-- begin --
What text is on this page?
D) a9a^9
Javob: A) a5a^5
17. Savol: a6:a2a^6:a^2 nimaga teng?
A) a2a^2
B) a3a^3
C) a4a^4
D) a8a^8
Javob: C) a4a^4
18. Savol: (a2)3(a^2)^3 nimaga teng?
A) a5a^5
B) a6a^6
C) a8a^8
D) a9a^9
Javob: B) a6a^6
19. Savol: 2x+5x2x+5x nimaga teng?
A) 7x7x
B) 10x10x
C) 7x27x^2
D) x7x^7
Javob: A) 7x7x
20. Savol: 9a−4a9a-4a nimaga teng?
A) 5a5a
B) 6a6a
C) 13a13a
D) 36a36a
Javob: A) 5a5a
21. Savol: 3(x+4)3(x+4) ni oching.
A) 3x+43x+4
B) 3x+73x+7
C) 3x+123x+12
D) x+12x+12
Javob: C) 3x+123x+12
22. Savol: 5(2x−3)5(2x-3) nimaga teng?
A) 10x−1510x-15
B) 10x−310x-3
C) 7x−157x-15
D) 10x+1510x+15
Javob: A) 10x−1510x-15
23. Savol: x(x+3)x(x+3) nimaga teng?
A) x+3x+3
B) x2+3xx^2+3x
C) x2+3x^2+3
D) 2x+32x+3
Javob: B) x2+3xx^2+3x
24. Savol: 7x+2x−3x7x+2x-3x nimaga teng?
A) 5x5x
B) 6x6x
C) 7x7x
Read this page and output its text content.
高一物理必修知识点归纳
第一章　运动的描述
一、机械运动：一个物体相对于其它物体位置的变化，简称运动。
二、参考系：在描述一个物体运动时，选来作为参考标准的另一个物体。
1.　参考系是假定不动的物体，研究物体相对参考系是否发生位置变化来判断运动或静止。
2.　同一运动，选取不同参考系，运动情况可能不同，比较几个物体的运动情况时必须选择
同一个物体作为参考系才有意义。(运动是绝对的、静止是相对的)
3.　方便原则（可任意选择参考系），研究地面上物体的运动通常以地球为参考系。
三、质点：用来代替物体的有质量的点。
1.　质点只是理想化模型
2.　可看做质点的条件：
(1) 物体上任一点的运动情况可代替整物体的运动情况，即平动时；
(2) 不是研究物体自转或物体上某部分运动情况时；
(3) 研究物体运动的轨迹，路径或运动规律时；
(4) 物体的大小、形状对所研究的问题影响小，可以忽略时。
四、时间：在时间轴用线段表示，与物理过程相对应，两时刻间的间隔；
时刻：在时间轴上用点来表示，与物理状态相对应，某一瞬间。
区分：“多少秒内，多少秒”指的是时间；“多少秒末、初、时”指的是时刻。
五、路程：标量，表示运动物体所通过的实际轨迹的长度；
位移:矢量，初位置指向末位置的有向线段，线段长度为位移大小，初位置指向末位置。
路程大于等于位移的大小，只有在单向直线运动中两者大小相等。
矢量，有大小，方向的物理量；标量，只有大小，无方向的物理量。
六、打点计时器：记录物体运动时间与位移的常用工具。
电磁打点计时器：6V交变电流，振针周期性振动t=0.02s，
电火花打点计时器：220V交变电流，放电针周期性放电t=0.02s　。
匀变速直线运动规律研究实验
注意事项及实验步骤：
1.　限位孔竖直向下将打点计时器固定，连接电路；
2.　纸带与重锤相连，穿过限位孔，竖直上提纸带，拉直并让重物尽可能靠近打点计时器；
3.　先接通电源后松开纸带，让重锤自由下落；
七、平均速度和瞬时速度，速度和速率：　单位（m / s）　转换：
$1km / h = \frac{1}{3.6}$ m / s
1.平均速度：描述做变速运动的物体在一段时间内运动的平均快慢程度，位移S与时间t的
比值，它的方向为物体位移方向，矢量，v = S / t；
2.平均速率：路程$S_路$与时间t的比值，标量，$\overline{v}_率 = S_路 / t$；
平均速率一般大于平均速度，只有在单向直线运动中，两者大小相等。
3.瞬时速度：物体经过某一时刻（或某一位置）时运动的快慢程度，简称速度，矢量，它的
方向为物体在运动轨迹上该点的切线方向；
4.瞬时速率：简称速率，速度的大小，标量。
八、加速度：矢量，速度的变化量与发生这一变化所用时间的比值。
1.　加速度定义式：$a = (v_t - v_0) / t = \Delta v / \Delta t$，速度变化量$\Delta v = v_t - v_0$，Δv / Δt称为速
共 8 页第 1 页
-- end --
## Request
Find the lines containing "text" and list every one of them.

## Answer to this task
What text is on this page?
Read this page and output its text content.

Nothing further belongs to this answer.